- Written request
Find the number of lines containing the string "ylabel" in the data. Answer with the number by itself.

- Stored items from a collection
----------
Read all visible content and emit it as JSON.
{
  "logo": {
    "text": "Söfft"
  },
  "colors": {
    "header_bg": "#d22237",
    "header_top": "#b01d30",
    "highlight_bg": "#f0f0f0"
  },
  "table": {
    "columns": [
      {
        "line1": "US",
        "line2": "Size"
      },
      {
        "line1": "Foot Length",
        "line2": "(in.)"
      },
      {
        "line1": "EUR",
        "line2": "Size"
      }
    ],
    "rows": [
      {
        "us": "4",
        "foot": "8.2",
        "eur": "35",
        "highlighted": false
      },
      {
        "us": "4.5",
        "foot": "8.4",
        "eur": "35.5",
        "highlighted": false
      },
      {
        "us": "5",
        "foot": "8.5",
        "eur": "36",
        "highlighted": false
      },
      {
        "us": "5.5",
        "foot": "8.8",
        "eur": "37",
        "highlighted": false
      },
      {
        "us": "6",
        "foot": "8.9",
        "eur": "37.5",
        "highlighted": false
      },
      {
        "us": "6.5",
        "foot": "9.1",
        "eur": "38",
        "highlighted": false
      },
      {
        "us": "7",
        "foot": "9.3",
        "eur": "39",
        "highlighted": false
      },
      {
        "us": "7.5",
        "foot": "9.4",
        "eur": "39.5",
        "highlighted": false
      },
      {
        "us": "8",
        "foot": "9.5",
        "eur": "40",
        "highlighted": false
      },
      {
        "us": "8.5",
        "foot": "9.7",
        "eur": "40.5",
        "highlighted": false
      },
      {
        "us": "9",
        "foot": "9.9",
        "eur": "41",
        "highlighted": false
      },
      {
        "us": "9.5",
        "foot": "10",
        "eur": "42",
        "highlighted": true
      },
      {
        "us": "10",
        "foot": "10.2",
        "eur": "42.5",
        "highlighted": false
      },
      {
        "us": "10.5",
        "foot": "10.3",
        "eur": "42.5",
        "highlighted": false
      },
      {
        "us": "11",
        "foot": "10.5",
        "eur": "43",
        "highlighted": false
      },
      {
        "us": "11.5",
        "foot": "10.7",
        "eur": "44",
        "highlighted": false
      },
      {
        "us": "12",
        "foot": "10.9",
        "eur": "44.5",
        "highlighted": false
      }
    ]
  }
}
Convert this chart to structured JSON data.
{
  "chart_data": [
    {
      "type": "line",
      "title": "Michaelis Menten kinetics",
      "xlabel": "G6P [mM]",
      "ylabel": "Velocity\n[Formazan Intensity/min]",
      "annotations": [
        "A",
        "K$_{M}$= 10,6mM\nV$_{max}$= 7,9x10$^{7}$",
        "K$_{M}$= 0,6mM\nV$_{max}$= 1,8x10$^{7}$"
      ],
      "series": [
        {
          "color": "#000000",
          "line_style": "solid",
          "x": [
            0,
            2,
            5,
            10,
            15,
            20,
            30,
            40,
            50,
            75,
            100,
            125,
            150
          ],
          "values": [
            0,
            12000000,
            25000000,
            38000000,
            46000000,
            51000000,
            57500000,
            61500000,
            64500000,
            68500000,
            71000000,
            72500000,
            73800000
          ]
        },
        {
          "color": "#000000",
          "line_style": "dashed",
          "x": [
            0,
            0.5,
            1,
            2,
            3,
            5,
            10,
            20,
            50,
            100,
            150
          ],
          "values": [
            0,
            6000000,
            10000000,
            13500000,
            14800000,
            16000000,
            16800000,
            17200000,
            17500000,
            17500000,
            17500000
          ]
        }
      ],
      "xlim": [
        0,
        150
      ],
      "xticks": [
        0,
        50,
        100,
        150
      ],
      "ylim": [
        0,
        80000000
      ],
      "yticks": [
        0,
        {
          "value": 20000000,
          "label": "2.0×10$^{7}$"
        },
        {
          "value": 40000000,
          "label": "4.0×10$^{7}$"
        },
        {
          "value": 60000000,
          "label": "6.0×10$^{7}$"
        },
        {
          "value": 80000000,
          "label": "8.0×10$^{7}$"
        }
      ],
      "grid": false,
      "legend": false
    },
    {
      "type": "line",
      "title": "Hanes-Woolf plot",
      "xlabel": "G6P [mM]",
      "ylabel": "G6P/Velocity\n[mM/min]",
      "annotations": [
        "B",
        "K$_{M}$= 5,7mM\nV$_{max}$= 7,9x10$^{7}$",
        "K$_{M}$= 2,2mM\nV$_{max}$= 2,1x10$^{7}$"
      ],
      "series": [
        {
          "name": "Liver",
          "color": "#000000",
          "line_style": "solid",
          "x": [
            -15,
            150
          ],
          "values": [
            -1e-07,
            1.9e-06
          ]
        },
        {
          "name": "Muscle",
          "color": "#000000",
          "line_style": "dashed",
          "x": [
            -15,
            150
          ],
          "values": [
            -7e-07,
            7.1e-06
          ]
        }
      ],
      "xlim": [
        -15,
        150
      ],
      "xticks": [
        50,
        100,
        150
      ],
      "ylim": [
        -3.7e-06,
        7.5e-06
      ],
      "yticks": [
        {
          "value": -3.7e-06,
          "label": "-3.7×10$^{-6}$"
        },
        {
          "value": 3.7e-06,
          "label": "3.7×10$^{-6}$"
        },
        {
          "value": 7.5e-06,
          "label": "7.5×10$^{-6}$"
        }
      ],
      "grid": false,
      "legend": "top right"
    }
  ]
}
----------
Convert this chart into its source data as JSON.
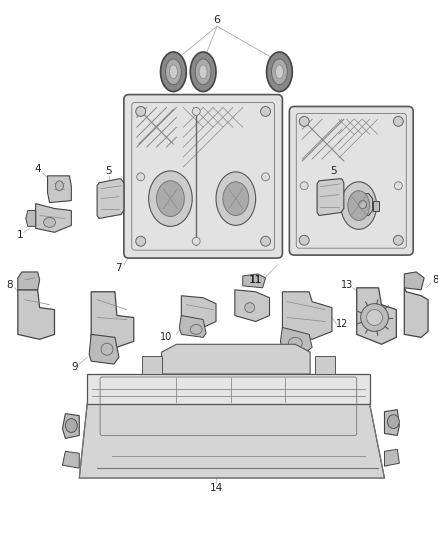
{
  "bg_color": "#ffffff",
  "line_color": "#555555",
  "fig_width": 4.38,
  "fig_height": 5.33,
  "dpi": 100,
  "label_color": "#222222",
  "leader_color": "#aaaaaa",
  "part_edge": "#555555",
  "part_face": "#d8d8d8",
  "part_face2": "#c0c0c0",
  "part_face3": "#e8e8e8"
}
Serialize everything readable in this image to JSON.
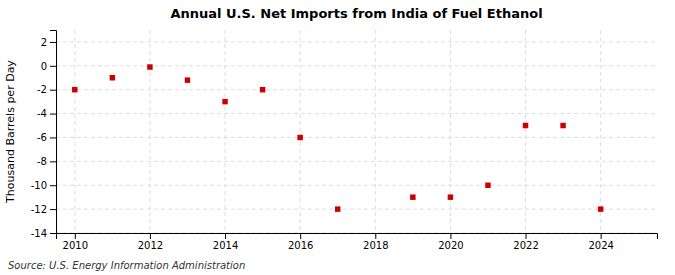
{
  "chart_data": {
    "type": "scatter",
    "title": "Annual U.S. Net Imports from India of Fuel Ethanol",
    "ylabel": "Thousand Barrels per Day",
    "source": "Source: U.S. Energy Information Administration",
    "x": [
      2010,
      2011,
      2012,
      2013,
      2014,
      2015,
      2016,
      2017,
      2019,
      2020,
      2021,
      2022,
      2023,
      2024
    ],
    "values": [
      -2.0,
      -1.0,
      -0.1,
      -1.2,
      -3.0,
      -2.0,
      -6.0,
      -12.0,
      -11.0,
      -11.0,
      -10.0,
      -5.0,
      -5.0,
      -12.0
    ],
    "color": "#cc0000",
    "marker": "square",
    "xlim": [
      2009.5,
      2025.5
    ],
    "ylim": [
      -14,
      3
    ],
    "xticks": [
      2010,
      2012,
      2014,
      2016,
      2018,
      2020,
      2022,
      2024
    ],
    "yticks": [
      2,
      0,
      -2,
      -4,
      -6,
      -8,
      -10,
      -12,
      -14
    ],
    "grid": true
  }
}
----------
- Answer to the problem
3